### Directions for this task
Copy out all lines of the records in which the word "Milyar" appears.

═══ Record set

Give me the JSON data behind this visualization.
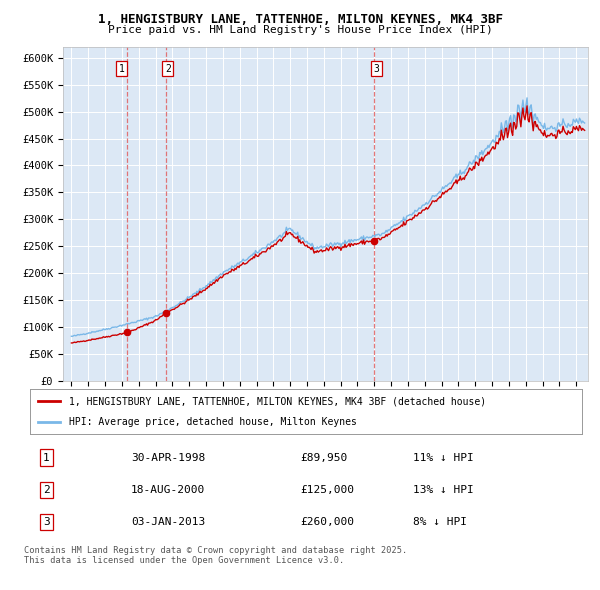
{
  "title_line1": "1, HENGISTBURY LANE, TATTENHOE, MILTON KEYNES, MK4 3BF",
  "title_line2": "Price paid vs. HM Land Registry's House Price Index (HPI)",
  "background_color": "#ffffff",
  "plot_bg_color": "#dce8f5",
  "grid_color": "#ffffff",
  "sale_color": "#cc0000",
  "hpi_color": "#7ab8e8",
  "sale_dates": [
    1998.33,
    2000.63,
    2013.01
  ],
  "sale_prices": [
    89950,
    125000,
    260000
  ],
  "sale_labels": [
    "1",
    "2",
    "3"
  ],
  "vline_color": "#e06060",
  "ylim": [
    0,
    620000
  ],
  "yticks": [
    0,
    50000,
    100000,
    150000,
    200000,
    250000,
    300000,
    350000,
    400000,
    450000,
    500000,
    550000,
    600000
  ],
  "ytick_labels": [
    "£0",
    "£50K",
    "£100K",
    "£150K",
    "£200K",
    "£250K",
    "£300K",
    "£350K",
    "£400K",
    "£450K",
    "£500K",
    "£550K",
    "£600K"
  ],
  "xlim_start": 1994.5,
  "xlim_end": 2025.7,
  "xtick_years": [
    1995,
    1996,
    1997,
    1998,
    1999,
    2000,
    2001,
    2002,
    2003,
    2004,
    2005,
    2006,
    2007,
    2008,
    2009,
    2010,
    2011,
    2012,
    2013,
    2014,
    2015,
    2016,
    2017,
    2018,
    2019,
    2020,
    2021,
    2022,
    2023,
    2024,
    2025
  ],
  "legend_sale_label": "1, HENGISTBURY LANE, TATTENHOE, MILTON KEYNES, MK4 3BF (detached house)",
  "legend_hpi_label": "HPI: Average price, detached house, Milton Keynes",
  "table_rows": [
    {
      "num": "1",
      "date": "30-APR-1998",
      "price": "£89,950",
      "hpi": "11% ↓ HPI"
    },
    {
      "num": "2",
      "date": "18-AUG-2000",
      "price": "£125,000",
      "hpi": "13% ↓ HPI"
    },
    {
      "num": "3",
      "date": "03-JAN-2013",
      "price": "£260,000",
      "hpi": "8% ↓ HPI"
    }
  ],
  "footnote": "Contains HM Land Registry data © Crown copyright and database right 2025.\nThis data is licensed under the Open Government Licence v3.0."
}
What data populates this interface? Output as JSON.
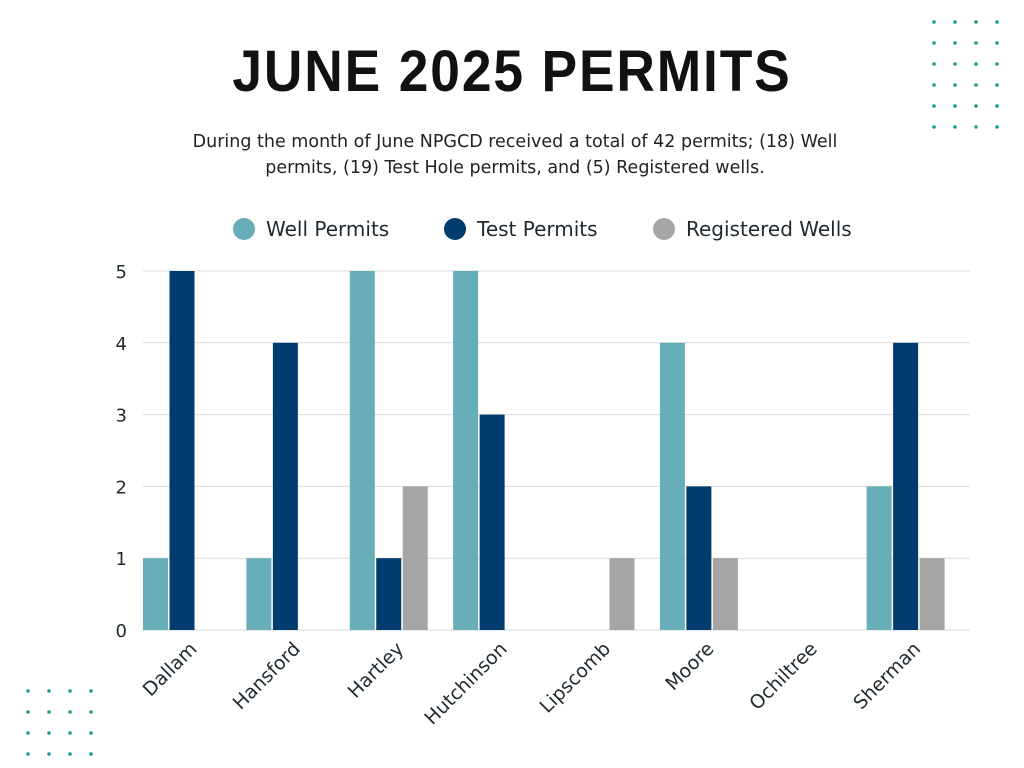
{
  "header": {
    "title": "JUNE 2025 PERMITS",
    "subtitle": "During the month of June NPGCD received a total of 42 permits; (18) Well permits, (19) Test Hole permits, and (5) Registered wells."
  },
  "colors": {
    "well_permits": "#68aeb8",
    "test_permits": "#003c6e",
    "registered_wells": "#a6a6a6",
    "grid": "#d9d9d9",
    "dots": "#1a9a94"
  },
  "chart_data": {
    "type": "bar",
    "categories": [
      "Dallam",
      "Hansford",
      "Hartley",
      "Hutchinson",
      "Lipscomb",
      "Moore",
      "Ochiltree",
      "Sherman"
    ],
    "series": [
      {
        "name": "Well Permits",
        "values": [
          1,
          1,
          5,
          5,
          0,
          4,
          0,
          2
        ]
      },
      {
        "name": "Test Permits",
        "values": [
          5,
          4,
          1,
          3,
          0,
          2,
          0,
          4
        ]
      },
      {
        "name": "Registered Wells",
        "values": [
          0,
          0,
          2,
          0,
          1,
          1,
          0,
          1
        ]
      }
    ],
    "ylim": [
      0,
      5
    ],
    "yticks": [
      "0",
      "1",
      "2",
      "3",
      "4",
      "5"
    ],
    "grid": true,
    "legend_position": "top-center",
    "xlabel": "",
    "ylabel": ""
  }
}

══════
═══ Record set

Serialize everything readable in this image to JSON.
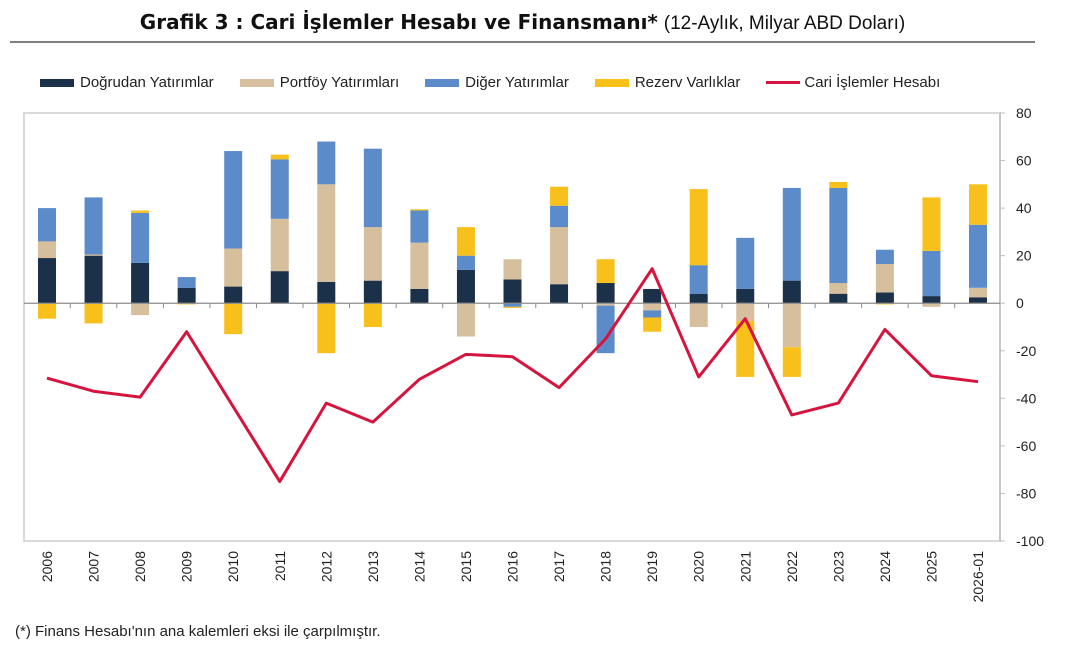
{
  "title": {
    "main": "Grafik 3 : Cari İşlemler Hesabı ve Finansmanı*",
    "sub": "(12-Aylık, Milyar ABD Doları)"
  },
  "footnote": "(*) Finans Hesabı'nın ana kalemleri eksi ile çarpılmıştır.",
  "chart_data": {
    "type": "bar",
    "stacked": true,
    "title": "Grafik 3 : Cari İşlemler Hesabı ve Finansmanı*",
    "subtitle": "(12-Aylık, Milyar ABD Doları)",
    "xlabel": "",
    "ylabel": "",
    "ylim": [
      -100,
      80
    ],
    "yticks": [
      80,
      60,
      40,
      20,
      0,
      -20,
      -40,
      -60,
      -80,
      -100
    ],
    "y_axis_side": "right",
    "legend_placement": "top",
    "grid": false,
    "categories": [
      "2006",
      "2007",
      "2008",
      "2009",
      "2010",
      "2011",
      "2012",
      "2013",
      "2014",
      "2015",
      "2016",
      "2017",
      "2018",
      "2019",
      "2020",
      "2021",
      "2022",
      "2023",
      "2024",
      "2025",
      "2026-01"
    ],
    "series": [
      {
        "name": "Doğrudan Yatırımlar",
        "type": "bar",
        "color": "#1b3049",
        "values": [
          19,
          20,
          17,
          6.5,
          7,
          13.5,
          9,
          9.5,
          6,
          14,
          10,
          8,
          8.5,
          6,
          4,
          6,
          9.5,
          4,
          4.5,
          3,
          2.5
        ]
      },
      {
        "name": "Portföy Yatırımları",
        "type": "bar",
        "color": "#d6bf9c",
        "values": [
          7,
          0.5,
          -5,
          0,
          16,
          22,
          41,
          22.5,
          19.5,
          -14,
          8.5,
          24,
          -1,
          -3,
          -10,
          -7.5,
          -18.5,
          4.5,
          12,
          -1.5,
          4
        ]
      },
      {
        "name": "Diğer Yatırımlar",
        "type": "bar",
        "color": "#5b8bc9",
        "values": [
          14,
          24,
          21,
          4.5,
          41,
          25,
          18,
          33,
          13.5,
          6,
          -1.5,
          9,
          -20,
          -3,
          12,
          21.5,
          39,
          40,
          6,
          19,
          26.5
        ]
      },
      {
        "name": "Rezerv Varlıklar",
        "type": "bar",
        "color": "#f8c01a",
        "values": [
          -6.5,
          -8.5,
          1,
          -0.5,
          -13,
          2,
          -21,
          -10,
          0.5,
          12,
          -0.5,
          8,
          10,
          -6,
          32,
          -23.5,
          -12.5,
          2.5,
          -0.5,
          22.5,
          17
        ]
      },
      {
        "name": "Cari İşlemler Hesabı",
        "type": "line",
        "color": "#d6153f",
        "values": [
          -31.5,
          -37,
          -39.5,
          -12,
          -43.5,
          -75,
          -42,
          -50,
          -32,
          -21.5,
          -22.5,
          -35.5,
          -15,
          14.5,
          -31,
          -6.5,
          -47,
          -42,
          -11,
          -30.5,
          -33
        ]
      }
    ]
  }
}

══════

### Solution
    "sub": "(12-Aylık, Milyar ABD Doları)"
    "subtitle": "(12-Aylık, Milyar ABD Doları)",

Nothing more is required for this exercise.